Saved entries
=======
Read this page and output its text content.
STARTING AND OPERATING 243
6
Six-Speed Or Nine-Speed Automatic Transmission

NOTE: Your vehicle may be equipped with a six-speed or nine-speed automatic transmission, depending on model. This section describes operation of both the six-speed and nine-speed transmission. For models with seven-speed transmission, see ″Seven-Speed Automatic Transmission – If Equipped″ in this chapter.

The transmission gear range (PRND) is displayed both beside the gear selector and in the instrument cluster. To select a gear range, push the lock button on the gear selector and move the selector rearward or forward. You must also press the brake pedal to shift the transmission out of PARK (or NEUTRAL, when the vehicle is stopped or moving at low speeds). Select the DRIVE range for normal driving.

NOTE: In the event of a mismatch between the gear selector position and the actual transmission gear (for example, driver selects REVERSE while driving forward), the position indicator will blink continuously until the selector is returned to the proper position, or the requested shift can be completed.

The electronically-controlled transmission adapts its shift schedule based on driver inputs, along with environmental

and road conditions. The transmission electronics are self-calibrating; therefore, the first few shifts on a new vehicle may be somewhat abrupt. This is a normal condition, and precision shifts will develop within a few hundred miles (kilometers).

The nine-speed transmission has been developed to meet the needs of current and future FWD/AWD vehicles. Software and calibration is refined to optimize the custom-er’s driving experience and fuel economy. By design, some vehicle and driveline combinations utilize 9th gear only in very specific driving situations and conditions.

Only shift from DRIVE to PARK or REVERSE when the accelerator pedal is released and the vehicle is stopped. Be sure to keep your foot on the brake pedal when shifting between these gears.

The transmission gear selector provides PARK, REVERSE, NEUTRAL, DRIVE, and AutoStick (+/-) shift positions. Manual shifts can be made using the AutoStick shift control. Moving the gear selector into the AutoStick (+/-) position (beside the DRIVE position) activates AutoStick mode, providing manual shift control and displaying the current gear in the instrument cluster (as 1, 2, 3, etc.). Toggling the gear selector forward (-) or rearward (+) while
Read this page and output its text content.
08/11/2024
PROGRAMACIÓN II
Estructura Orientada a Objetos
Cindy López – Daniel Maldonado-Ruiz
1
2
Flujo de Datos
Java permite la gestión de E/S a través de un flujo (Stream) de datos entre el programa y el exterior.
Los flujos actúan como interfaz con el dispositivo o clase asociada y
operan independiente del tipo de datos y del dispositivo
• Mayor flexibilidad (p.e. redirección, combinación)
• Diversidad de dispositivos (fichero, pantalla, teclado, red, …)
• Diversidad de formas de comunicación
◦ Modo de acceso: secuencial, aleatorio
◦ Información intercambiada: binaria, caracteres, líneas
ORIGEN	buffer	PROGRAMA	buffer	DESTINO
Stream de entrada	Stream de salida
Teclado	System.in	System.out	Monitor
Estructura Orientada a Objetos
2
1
=======
**EXERCISE:** From the entries above, pull out each line that includes "will".

**ANSWER TO THE EXERCISE:**
NOTE: In the event of a mismatch between the gear selector position and the actual transmission gear (for example, driver selects REVERSE while driving forward), the position indicator will blink continuously until the selector is returned to the proper position, or the requested shift can be completed.
and road conditions. The transmission electronics are self-calibrating; therefore, the first few shifts on a new vehicle may be somewhat abrupt. This is a normal condition, and precision shifts will develop within a few hundred miles (kilometers).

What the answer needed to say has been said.